▶ _Exercise requirements_:
Set out the lines of every item below as a numbered list, leaving out any blank lines.

▶ _Given records_:

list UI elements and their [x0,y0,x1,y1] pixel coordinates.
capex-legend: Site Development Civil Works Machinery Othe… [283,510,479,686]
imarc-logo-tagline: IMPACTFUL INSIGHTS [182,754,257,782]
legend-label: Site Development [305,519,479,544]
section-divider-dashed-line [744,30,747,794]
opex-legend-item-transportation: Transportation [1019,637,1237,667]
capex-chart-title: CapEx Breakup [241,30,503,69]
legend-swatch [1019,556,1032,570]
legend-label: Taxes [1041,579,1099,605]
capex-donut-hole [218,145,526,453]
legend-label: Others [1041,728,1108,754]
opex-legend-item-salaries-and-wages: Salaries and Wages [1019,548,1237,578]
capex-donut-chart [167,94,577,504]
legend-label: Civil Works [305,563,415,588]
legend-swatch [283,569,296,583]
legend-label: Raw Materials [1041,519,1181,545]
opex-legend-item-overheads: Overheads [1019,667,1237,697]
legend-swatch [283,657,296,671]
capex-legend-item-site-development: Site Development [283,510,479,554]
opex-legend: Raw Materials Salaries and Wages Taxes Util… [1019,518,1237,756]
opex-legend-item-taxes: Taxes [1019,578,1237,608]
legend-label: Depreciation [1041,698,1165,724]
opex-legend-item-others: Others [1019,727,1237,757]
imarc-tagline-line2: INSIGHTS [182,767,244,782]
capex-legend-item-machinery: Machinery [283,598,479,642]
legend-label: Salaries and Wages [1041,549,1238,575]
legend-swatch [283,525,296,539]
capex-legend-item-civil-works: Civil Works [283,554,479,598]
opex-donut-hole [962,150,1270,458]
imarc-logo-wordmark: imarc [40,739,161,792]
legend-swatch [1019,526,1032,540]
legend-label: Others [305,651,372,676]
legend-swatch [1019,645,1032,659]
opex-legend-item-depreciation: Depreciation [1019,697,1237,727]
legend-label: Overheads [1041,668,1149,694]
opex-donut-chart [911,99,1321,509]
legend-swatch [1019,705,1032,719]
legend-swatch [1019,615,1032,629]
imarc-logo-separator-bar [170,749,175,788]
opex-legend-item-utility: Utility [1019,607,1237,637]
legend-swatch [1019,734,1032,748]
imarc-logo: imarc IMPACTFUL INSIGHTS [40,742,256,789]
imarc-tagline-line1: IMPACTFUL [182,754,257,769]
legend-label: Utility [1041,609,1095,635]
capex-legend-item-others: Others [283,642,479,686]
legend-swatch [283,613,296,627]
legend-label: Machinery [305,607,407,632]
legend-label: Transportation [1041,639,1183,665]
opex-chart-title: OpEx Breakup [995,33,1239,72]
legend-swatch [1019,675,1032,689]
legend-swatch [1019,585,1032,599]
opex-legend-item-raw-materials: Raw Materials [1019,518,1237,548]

▶ _Task output_:
1. list UI elements and their [x0,y0,x1,y1] pixel coordinates.
2. capex-legend: Site Development Civil Works Machinery Othe… [283,510,479,686]
3. imarc-logo-tagline: IMPACTFUL INSIGHTS [182,754,257,782]
4. legend-label: Site Development [305,519,479,544]
5. section-divider-dashed-line [744,30,747,794]
6. opex-legend-item-transportation: Transportation [1019,637,1237,667]
7. capex-chart-title: CapEx Breakup [241,30,503,69]
8. legend-swatch [1019,556,1032,570]
9. legend-label: Taxes [1041,579,1099,605]
10. capex-donut-hole [218,145,526,453]
11. legend-label: Others [1041,728,1108,754]
12. opex-legend-item-salaries-and-wages: Salaries and Wages [1019,548,1237,578]
13. capex-donut-chart [167,94,577,504]
14. legend-label: Civil Works [305,563,415,588]
15. legend-swatch [283,569,296,583]
16. legend-label: Raw Materials [1041,519,1181,545]
17. opex-legend-item-overheads: Overheads [1019,667,1237,697]
18. legend-swatch [283,657,296,671]
19. capex-legend-item-site-development: Site Development [283,510,479,554]
20. opex-legend: Raw Materials Salaries and Wages Taxes Util… [1019,518,1237,756]
21. opex-legend-item-taxes: Taxes [1019,578,1237,608]
22. legend-label: Depreciation [1041,698,1165,724]
23. opex-legend-item-others: Others [1019,727,1237,757]
24. imarc-tagline-line2: INSIGHTS [182,767,244,782]
25. capex-legend-item-machinery: Machinery [283,598,479,642]
26. legend-label: Salaries and Wages [1041,549,1238,575]
27. legend-swatch [283,525,296,539]
28. capex-legend-item-civil-works: Civil Works [283,554,479,598]
29. opex-donut-hole [962,150,1270,458]
30. imarc-logo-wordmark: imarc [40,739,161,792]
31. legend-swatch [1019,526,1032,540]
32. legend-label: Others [305,651,372,676]
33. legend-swatch [1019,645,1032,659]
34. opex-legend-item-depreciation: Depreciation [1019,697,1237,727]
35. legend-label: Overheads [1041,668,1149,694]
36. opex-donut-chart [911,99,1321,509]
37. legend-swatch [1019,705,1032,719]
38. legend-swatch [1019,615,1032,629]
39. imarc-logo-separator-bar [170,749,175,788]
40. opex-legend-item-utility: Utility [1019,607,1237,637]
41. legend-swatch [1019,734,1032,748]
42. imarc-logo: imarc IMPACTFUL INSIGHTS [40,742,256,789]
43. imarc-tagline-line1: IMPACTFUL [182,754,257,769]
44. legend-label: Utility [1041,609,1095,635]
45. capex-legend-item-others: Others [283,642,479,686]
46. legend-swatch [283,613,296,627]
47. legend-label: Machinery [305,607,407,632]
48. legend-label: Transportation [1041,639,1183,665]
49. opex-chart-title: OpEx Breakup [995,33,1239,72]
50. legend-swatch [1019,675,1032,689]
51. legend-swatch [1019,585,1032,599]
52. opex-legend-item-raw-materials: Raw Materials [1019,518,1237,548]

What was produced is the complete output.